What you will do:
Determine how many lines contain the string "område". Respond with that number and nothing more.

(Records from a collection)
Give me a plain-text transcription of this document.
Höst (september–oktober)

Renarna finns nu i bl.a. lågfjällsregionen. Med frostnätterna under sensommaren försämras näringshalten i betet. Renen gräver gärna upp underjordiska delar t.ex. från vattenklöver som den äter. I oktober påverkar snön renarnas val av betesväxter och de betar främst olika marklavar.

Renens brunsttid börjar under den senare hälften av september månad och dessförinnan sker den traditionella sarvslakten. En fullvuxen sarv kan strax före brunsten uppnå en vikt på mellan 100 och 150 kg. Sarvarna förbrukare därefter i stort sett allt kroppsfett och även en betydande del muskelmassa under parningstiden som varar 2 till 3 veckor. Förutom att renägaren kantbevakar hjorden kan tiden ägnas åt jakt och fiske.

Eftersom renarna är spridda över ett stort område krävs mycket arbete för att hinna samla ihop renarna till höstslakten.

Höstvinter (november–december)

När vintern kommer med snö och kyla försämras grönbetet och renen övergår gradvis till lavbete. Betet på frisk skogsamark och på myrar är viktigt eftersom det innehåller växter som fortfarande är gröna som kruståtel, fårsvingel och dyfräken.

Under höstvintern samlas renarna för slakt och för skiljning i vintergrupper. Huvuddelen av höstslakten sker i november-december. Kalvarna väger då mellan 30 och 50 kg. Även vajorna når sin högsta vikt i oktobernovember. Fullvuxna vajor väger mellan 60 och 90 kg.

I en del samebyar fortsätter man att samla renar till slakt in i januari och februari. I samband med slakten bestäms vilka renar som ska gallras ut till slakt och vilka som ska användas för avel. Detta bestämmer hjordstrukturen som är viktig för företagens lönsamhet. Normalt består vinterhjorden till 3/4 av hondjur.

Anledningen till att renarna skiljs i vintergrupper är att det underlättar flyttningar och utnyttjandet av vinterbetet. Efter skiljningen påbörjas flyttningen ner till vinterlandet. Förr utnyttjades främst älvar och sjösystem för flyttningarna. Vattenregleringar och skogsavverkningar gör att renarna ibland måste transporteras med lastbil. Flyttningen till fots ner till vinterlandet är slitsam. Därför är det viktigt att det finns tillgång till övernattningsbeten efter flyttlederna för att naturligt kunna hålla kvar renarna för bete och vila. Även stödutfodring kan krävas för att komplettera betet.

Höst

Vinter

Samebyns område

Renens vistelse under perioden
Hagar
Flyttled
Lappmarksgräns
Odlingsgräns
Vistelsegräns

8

Full solution:
2